● Quoted text
In 1665, three of the Five Nations made peace with the French.
The following year, the Governor-General of New France, the Marquis de
Tracy, sent the Carignan regiment under to confront the Mohawk and the
Oneida. The Mohawk avoided battle, but the French burned their villages, referred to as "castles" by the French, and crops.
In 1667, the remaining two Iroquois Nations signed a peace treaty with
the French and agreed to allow their missionaries to visit their
villages. The French Jesuit missionaries were known as the "black-robes"
to the Iroquois, who began to urge that Catholic converts should
relocate to the village of Caughnawga outside of Montreal. This treaty lasted for 17 years.

● Given material

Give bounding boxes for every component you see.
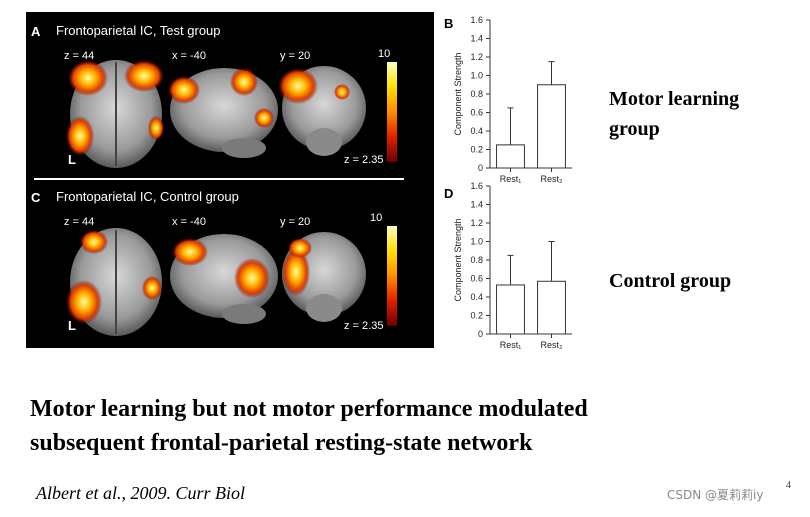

● The request
Quote the stretch of the passage on the French and the Iroquois from "The following year, the" through "for 17 years.".

● Finished answer
The following year, the Governor-General of New France, the Marquis de
Tracy, sent the Carignan regiment under to confront the Mohawk and the
Oneida. The Mohawk avoided battle, but the French burned their villages, referred to as "castles" by the French, and crops.
In 1667, the remaining two Iroquois Nations signed a peace treaty with
the French and agreed to allow their missionaries to visit their
villages. The French Jesuit missionaries were known as the "black-robes"
to the Iroquois, who began to urge that Catholic converts should
relocate to the village of Caughnawga outside of Montreal. This treaty lasted for 17 years.